**Goal:** Gather up the lines with the word "arrow" in them.

--- begin ---

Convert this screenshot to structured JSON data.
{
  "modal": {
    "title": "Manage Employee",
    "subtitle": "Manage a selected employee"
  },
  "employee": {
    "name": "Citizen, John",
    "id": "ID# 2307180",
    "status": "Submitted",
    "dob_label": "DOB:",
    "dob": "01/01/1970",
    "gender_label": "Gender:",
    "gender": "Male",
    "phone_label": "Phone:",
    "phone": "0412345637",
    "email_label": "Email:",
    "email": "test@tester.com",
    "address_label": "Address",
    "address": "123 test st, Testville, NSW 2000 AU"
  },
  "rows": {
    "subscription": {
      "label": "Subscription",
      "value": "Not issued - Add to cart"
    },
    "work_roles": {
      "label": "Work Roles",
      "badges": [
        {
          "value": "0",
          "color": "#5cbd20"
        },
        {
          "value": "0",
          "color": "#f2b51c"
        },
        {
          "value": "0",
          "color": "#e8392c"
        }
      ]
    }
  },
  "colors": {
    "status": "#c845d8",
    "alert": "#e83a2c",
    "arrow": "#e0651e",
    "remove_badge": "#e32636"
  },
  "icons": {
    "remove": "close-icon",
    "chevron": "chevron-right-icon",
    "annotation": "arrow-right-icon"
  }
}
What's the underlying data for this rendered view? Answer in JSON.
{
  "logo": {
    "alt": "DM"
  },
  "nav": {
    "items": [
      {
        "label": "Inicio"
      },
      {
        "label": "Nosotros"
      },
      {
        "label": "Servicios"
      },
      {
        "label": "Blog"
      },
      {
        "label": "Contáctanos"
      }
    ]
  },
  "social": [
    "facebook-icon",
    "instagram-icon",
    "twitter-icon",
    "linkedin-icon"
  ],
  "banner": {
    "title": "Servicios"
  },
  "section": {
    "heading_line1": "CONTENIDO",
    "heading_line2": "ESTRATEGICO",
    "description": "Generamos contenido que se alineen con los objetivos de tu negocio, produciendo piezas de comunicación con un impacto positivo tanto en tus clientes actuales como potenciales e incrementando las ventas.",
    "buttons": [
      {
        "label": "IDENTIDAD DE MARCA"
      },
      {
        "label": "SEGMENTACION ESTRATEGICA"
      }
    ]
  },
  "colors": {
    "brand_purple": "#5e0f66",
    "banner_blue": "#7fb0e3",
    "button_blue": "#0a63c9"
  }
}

--- end ---

**Output of the task:**
    "arrow": "#e0651e",
    "annotation": "arrow-right-icon"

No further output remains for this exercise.